* [DIRECTION]: Continue the blog post about David Bowie below from its final sentence, keeping its first-person voice and its subject.
──────── SUPPLIED TEXT ────────
As the camera panned over the audience, filled with police officers and firemen in uniform and their families, I couldn't help but be reminded of all the emotions surrounding the city in those terrible days. And then I thought about how remarkable it was that this artist extraordinaire, who made the world safe for freaks and outsiders of every stripe, was also able to provide succor and uplift with grace and generosity to people who really needed it. Just one more incredible moment in the life and work of the man born David Robert Haywood Jones, someone who has enriched my musical, creative and emotional life immeasurably. As I left the show to puruse the extensive gift shop, I was filled with a sense of gratitude for his work and for the dedication of the curators who gave me this opportunity to engage with it on an entirely new plane.
David Bowie Is will go down in history as one of the greatest museum shows of all time. If you can't get there, I highly recommend ordering the beautifully executed catalog, which features essays by Camille Paglia and Jon Savage, among others, along with a generous selection of photographs. When you get your copy, dial up either this career-spanning mix or the original track list of ChangesTwoBowie, put on your own headphones, and dive in to the world of David Bowie. May your time there be as rewarding as mine was.
Sunday, March 24, 2013
Bowie: Where Is He Now?
When I was 16 I discovered both David Bowie and Burning Spear. I remember writing to a friend that Spear made me feel grounded, at one with the earth, while Bowie made me feel above it all, a god's-eye view, where troubles and joys had the same value. Spear lives in Queens now, not the loamy hills of Jamaica, but when I saw him in concert a few years ago I still got that rich, natural feeling. And how am I feeling now that Bowie is back? Pretty damned tall.
The story of The Next Day has been told in detail by so many publications that I don't feel the need to go into it here. I will say that I come down on the side that Bowie's comeback was, and continues to be, one of the most remarkable public relations coups of recent years. From the "cone of silence" over the recording sessions themselves, to his own continued silence ("He's letting us do all the work," as bassist and vocalist Gail Ann Dorsey put it), Bowie has proved that he is still a master manipulator of media. Remember, this is the man who created Ziggy, a superstar persona that resulted in actual superstardom, after about a decade of trying.
When the song and video Where Are We Now? burst into the consciousness of the world on his 66th birthday, some commented that Bowie looked and sounded frail. But it was instantly clear to me that he was still the actor, with every blink and swallow carefully enacted. Using only his attenuated face, Bowie gave as precise a performance as his legendary run on Broadway in The Elephant Man. The song itself was gorgeous and witty, a wry and romantic look back at Bowie's Berlin days. Nostalgic, yes, but far from cliched. Admit it: you never heard the word Dschungle in a song before, certainly not sung so casually. Produced by Tony Visconti, the sound was lush yet spare, a small ensemble masterfully employed.
──────── GIVEN INFORMATION ────────
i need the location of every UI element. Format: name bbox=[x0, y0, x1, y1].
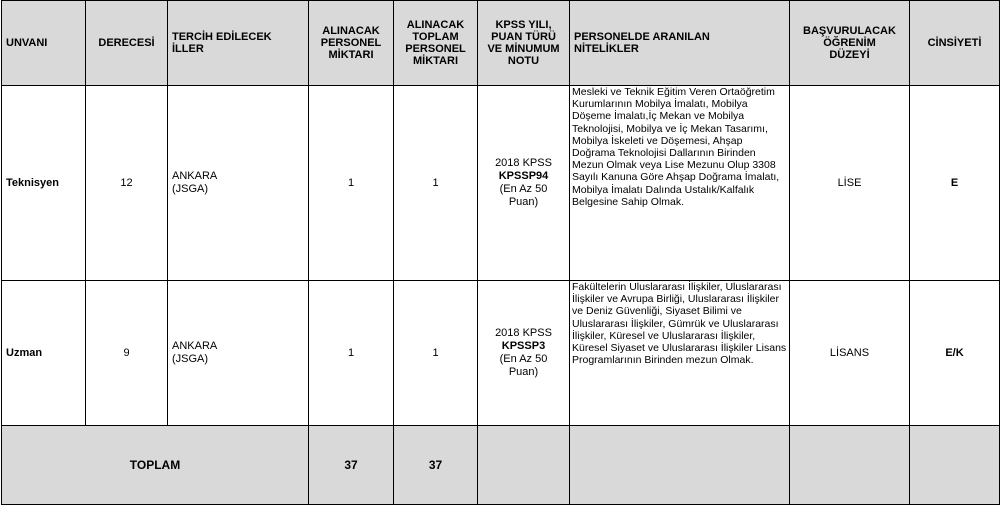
────────
* [EXERCISE OUTPUT]:
Andre Bazin, the French film theorist, created the idea of doubling, where what we know of a film actor's real life informs their performance of a character that is not them. In Where Are We Now? Bowie makes use of this "Bazinian doubling" to lend depth to our experience of the song. He knows what we know about his time in Berlin and allows us to fill in blanks - but that doesnt mean that it is Bowie himself who is singing the song. Bowie is not a confessional songwriter, after all. The "old Bowie" persona in Where Are We Now? may be one of his canniest creations yet, one which gives us access to the emotions of the song rather than distancing us from them. Then the album arrived, with its brilliant cocked snook of a cover, and it was clear that Bowie would not be wallowing in his past but simply standing on it to get to a new place in his art.
The title track kicks the album off with a dry thwack, snarling guitars matched by Bowie's swaggering sneer. While it has a similar swing to Repetition from Lodger, The Next Day is driving and confident with phantasmagoric lyrics based in Bowie's medieval studies. It's an etching of an execution repurposed by The Starn Twins. Cleverly sung from the POV of the slain ruler, the line (by now much-quoted) "Here am I/Not quite dying'" savagely puts paid to the rumors of Bowie's ill health in true Bazinian fashion.
Dirty Boys, ugly and ungainly like its subjects, comes next and solidifies the sense that Bowie is fully engaged as an artist and unafraid to challenge himself. The spacious sound gives room for the three-guitar knife-fight of Gerry Leonard, Earl Slick and Visconti to compete for dominance. Aided and abetted by Steve Elson's baritone sax, the herky jerky rhythm of Dirty Boys is the perfect lead-in to the sweeping onrush of The Stars (Are Out Tonight).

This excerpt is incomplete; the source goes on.